▸ **What to work on**:
What lines of the data hold the string "quality"? Pull each one out.

[Extracted records]
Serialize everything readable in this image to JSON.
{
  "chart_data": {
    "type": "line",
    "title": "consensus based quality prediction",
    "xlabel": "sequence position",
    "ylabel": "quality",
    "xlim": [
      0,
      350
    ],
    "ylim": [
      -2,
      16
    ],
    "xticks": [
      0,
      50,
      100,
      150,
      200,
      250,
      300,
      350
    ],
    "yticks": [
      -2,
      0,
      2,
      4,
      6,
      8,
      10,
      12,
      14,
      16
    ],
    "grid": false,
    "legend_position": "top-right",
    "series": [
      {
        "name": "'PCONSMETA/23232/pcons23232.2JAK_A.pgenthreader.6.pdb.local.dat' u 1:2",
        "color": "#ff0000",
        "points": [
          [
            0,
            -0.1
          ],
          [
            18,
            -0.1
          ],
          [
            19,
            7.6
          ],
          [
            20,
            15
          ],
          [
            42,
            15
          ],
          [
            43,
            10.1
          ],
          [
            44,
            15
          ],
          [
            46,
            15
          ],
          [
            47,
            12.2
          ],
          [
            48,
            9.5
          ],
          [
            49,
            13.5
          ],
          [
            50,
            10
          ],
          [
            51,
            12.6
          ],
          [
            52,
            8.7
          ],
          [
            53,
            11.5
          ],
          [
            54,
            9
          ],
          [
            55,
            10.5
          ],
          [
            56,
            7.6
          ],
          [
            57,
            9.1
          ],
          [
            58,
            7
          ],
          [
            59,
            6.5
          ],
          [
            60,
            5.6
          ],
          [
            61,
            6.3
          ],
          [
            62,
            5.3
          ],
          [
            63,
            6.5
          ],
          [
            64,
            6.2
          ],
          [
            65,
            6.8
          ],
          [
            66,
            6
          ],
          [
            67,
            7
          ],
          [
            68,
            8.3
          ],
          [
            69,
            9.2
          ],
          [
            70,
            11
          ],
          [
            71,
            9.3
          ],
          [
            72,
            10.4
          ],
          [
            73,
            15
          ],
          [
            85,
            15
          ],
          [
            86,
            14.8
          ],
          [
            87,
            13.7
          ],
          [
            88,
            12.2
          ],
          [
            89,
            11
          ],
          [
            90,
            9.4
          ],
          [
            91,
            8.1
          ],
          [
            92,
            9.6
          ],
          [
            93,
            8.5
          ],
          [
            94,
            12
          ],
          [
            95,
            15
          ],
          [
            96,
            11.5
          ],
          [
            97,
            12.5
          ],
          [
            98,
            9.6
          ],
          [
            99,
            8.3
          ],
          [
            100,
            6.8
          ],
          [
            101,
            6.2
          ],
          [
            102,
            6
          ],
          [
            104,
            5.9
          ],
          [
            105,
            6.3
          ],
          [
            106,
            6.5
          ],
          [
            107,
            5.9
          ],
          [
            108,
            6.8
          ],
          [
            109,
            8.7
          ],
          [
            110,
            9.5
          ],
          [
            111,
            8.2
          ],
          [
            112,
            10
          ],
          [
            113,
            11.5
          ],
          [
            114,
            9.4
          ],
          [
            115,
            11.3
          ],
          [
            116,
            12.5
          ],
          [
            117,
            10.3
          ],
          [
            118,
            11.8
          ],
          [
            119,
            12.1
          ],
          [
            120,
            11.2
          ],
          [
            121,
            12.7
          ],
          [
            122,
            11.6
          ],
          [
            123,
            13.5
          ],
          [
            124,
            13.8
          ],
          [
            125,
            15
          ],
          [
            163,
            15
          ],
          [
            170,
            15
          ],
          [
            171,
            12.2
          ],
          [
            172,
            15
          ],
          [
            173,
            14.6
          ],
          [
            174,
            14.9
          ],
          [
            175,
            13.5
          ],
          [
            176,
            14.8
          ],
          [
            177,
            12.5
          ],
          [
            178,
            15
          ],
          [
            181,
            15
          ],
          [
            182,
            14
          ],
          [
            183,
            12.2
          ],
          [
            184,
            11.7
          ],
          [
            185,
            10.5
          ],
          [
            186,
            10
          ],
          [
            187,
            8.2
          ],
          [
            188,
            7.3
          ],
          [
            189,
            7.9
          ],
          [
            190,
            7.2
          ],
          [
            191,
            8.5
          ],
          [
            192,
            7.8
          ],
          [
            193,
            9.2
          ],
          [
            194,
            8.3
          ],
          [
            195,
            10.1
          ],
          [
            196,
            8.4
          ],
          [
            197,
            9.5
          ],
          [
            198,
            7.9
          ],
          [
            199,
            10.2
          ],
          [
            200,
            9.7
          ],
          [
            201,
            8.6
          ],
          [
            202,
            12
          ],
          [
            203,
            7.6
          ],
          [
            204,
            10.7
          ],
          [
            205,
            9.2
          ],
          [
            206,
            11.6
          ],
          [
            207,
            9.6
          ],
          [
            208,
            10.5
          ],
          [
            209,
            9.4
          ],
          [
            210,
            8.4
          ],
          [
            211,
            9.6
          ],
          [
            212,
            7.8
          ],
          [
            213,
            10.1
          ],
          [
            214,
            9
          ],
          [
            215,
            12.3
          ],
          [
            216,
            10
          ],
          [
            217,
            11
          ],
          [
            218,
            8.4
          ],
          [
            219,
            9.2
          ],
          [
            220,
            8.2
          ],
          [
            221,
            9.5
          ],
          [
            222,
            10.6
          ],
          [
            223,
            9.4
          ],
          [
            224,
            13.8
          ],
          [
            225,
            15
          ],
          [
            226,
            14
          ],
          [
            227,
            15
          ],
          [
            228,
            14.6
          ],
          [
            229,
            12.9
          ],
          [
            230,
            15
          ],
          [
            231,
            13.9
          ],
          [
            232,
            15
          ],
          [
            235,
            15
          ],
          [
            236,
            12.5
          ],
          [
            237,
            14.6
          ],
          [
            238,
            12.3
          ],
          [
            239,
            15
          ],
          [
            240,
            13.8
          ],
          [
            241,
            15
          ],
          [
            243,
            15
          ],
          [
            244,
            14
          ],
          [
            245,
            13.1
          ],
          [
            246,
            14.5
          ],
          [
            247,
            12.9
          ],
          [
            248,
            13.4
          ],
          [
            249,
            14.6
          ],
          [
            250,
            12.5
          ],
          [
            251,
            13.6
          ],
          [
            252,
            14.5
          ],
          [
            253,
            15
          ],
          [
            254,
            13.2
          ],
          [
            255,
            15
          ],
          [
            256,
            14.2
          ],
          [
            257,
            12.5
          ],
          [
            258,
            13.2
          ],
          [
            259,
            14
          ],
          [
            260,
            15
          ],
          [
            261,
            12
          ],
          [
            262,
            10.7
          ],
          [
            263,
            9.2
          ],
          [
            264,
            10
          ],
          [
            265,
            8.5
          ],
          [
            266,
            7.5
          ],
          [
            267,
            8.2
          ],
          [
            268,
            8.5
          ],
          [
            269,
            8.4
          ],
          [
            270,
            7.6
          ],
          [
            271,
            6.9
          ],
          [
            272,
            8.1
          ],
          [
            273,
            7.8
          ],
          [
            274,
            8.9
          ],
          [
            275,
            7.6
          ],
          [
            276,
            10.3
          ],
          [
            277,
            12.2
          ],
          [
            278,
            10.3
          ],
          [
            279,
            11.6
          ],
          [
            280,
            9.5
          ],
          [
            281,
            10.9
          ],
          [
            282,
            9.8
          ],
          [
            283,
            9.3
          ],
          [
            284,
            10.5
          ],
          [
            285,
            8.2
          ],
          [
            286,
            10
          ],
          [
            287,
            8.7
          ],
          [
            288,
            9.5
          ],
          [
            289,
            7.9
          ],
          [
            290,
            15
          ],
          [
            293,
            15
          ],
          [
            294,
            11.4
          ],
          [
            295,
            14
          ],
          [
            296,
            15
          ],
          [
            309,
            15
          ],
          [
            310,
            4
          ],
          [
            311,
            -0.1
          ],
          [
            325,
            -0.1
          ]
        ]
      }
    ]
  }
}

▸ **Solution for this task**:
    "title": "consensus based quality prediction",
    "ylabel": "quality",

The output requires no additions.